[Dataset records]

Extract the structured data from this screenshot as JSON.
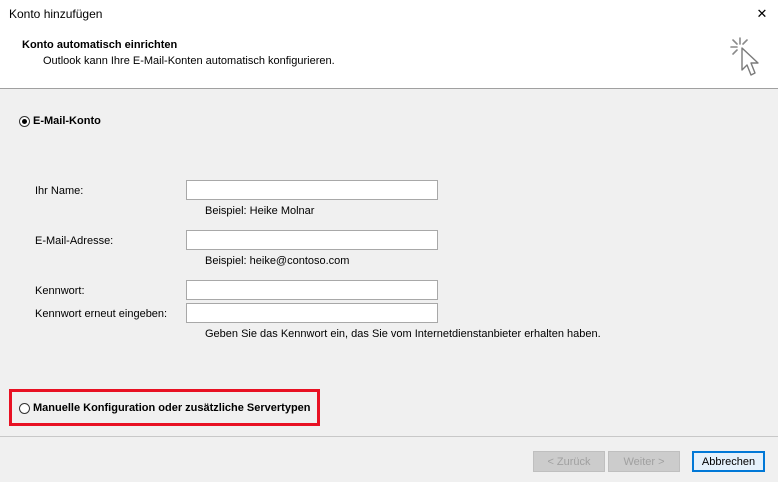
{
  "window": {
    "title": "Konto hinzufügen",
    "close_glyph": "✕"
  },
  "header": {
    "title": "Konto automatisch einrichten",
    "subtitle": "Outlook kann Ihre E-Mail-Konten automatisch konfigurieren.",
    "icon": "setup-wizard-cursor-icon"
  },
  "options": {
    "email_account": {
      "label": "E-Mail-Konto",
      "selected": true
    },
    "manual": {
      "label": "Manuelle Konfiguration oder zusätzliche Servertypen",
      "selected": false
    }
  },
  "form": {
    "name": {
      "label": "Ihr Name:",
      "value": "",
      "hint": "Beispiel: Heike Molnar"
    },
    "email": {
      "label": "E-Mail-Adresse:",
      "value": "",
      "hint": "Beispiel: heike@contoso.com"
    },
    "password": {
      "label": "Kennwort:",
      "value": ""
    },
    "password_confirm": {
      "label": "Kennwort erneut eingeben:",
      "value": ""
    },
    "password_hint": "Geben Sie das Kennwort ein, das Sie vom Internetdienstanbieter erhalten haben."
  },
  "buttons": {
    "back": "< Zurück",
    "next": "Weiter >",
    "cancel": "Abbrechen"
  },
  "colors": {
    "highlight": "#e81123",
    "primary_border": "#0078d7"
  }
}
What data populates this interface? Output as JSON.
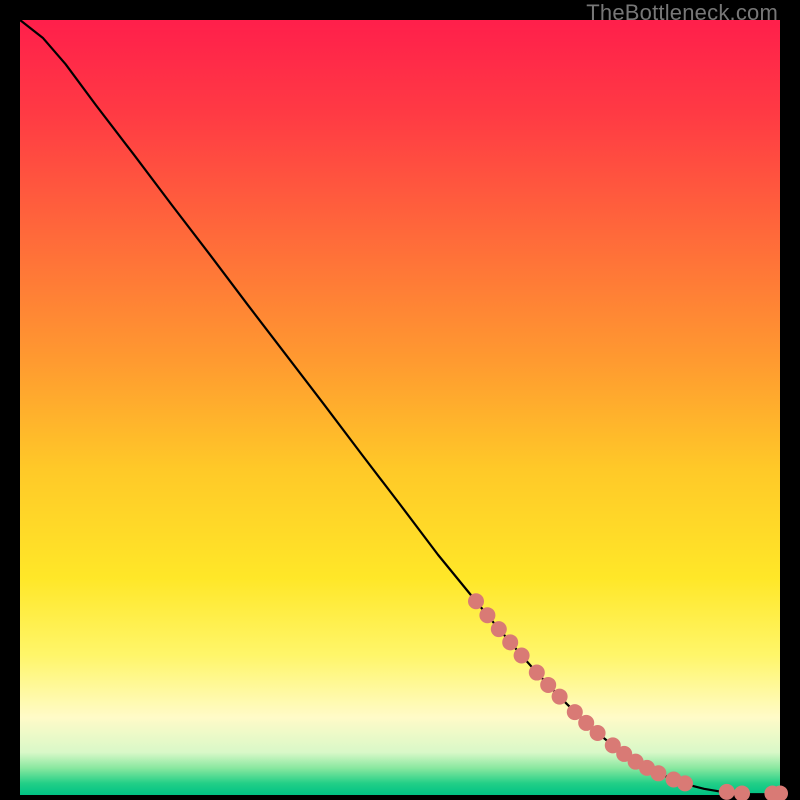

§ What is expected
Copy out each line exactly, without the pictures.

§ Response
Extract the structured data from this screenshot as JSON.
{
  "window": {
    "title": "Konto hinzufügen",
    "close_glyph": "✕"
  },
  "header": {
    "title": "Konto automatisch einrichten",
    "subtitle": "Outlook kann Ihre E-Mail-Konten automatisch konfigurieren.",
    "icon": "setup-wizard-cursor-icon"
  },
  "options": {
    "email_account": {
      "label": "E-Mail-Konto",
      "selected": true
    },
    "manual": {
      "label": "Manuelle Konfiguration oder zusätzliche Servertypen",
      "selected": false
    }
  },
  "form": {
    "name": {
      "label": "Ihr Name:",
      "value": "",
      "hint": "Beispiel: Heike Molnar"
    },
    "email": {
      "label": "E-Mail-Adresse:",
      "value": "",
      "hint": "Beispiel: heike@contoso.com"
    },
    "password": {
      "label": "Kennwort:",
      "value": ""
    },
    "password_confirm": {
      "label": "Kennwort erneut eingeben:",
      "value": ""
    },
    "password_hint": "Geben Sie das Kennwort ein, das Sie vom Internetdienstanbieter erhalten haben."
  },
  "buttons": {
    "back": "< Zurück",
    "next": "Weiter >",
    "cancel": "Abbrechen"
  },
  "colors": {
    "highlight": "#e81123",
    "primary_border": "#0078d7"
  }
}
What data populates this interface? Output as JSON.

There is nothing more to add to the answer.